Extracted entries:

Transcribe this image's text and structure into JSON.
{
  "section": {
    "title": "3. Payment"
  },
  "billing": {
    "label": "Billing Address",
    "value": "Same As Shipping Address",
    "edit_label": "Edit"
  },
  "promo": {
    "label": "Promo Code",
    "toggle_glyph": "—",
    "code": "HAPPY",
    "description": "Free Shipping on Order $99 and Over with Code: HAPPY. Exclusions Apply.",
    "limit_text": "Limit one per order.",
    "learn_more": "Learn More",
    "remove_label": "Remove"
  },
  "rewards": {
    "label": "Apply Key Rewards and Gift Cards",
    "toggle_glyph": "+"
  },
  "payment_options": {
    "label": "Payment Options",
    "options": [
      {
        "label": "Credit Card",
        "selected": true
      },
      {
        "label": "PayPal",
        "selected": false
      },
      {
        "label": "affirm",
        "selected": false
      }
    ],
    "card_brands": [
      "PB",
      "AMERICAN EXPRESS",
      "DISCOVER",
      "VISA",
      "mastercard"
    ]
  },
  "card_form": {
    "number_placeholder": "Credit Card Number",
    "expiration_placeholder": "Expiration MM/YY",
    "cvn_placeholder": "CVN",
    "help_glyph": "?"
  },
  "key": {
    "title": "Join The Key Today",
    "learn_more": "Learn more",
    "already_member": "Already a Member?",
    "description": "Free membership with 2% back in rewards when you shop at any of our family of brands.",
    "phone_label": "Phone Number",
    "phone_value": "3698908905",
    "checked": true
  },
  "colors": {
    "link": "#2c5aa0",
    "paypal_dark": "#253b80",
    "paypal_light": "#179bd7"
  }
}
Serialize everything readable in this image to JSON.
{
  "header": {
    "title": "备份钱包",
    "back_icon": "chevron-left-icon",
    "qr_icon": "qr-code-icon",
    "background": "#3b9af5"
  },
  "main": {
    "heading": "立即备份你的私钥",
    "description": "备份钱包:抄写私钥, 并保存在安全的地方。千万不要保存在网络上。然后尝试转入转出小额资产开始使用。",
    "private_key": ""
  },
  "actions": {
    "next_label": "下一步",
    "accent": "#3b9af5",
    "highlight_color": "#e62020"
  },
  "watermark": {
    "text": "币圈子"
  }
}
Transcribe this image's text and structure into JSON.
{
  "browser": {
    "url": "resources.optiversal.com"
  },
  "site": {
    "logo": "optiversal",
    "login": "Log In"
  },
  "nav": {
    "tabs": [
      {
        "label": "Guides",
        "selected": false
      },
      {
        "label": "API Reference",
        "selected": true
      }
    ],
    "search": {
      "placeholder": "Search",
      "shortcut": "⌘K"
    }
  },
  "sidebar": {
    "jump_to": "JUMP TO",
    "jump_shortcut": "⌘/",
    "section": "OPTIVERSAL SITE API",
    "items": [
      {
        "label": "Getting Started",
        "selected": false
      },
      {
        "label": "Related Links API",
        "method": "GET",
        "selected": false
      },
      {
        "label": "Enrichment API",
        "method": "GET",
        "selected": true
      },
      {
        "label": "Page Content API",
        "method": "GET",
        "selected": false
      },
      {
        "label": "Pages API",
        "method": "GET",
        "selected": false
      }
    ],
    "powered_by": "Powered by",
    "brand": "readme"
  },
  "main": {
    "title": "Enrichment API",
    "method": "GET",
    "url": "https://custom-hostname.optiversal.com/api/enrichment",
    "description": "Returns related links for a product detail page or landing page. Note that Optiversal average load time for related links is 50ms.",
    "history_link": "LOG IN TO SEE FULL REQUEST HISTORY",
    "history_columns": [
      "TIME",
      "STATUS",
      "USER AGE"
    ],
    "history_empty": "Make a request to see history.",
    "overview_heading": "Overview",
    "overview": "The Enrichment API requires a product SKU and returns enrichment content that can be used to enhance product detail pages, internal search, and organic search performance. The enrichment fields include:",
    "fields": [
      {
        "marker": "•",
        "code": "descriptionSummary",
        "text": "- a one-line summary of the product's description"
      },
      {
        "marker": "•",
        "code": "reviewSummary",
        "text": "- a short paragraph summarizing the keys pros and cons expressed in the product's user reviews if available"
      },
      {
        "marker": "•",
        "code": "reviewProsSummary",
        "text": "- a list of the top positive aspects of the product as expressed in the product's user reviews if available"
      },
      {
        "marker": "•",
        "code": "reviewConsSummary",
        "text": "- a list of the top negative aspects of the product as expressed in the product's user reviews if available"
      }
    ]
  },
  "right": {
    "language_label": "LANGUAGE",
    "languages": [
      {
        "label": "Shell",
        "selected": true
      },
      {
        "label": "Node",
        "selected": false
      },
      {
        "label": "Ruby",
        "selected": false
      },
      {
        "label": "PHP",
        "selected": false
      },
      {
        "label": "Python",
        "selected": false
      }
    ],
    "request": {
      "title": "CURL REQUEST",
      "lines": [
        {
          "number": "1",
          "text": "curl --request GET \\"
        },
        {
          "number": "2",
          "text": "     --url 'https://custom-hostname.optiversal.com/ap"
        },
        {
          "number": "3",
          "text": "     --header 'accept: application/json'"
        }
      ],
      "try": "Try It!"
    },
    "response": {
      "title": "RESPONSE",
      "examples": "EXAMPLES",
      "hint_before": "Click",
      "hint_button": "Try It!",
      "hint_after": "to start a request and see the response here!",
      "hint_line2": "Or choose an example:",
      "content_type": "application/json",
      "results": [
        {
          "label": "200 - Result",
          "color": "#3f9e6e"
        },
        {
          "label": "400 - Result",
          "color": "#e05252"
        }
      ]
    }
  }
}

The problem: Give nothing but the number of lines containing the string "aspects".

Task output: 2